Objective =>
Copy the records below exactly as they appear.

Provided records =>
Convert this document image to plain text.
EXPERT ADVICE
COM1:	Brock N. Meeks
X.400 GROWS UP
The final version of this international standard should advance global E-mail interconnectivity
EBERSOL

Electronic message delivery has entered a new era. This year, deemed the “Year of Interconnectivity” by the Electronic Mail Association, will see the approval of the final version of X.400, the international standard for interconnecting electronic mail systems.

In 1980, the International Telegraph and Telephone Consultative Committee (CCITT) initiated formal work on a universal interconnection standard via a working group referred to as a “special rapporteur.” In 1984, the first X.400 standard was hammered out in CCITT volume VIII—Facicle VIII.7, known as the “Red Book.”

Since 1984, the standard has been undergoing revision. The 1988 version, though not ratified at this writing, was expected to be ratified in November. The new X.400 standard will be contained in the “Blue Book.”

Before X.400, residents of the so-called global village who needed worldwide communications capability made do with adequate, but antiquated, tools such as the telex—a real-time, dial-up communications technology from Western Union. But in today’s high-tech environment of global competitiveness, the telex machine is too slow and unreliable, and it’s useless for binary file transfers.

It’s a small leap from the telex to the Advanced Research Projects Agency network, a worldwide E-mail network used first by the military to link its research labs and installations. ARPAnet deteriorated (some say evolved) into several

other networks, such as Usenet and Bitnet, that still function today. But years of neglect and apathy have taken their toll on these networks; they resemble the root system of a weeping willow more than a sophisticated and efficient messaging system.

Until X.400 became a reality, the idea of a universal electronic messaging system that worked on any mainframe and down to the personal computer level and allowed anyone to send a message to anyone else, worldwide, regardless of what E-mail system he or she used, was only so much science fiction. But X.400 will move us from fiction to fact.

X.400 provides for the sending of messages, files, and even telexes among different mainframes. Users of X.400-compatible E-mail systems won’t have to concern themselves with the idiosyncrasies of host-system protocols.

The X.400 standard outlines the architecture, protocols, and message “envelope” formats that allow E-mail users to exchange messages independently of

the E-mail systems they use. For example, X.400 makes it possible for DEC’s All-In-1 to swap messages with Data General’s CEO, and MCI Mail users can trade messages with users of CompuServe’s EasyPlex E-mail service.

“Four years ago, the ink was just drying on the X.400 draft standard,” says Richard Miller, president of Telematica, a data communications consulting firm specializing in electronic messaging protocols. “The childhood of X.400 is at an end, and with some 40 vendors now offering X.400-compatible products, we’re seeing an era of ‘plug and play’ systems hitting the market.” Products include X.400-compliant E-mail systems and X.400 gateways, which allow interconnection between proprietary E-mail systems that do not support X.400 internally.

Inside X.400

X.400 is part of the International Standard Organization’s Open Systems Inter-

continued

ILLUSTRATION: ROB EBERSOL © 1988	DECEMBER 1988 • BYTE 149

Written solution =>
Convert this document image to plain text.
EXPERT ADVICE
COM1:	Brock N. Meeks
X.400 GROWS UP
The final version of this international standard should advance global E-mail interconnectivity
EBERSOL

Electronic message delivery has entered a new era. This year, deemed the “Year of Interconnectivity” by the Electronic Mail Association, will see the approval of the final version of X.400, the international standard for interconnecting electronic mail systems.

In 1980, the International Telegraph and Telephone Consultative Committee (CCITT) initiated formal work on a universal interconnection standard via a working group referred to as a “special rapporteur.” In 1984, the first X.400 standard was hammered out in CCITT volume VIII—Facicle VIII.7, known as the “Red Book.”

Since 1984, the standard has been undergoing revision. The 1988 version, though not ratified at this writing, was expected to be ratified in November. The new X.400 standard will be contained in the “Blue Book.”

Before X.400, residents of the so-called global village who needed worldwide communications capability made do with adequate, but antiquated, tools such as the telex—a real-time, dial-up communications technology from Western Union. But in today’s high-tech environment of global competitiveness, the telex machine is too slow and unreliable, and it’s useless for binary file transfers.

It’s a small leap from the telex to the Advanced Research Projects Agency network, a worldwide E-mail network used first by the military to link its research labs and installations. ARPAnet deteriorated (some say evolved) into several

other networks, such as Usenet and Bitnet, that still function today. But years of neglect and apathy have taken their toll on these networks; they resemble the root system of a weeping willow more than a sophisticated and efficient messaging system.

Until X.400 became a reality, the idea of a universal electronic messaging system that worked on any mainframe and down to the personal computer level and allowed anyone to send a message to anyone else, worldwide, regardless of what E-mail system he or she used, was only so much science fiction. But X.400 will move us from fiction to fact.

X.400 provides for the sending of messages, files, and even telexes among different mainframes. Users of X.400-compatible E-mail systems won’t have to concern themselves with the idiosyncrasies of host-system protocols.

The X.400 standard outlines the architecture, protocols, and message “envelope” formats that allow E-mail users to exchange messages independently of

the E-mail systems they use. For example, X.400 makes it possible for DEC’s All-In-1 to swap messages with Data General’s CEO, and MCI Mail users can trade messages with users of CompuServe’s EasyPlex E-mail service.

“Four years ago, the ink was just drying on the X.400 draft standard,” says Richard Miller, president of Telematica, a data communications consulting firm specializing in electronic messaging protocols. “The childhood of X.400 is at an end, and with some 40 vendors now offering X.400-compatible products, we’re seeing an era of ‘plug and play’ systems hitting the market.” Products include X.400-compliant E-mail systems and X.400 gateways, which allow interconnection between proprietary E-mail systems that do not support X.400 internally.

Inside X.400

X.400 is part of the International Standard Organization’s Open Systems Inter-

continued

ILLUSTRATION: ROB EBERSOL © 1988	DECEMBER 1988 • BYTE 149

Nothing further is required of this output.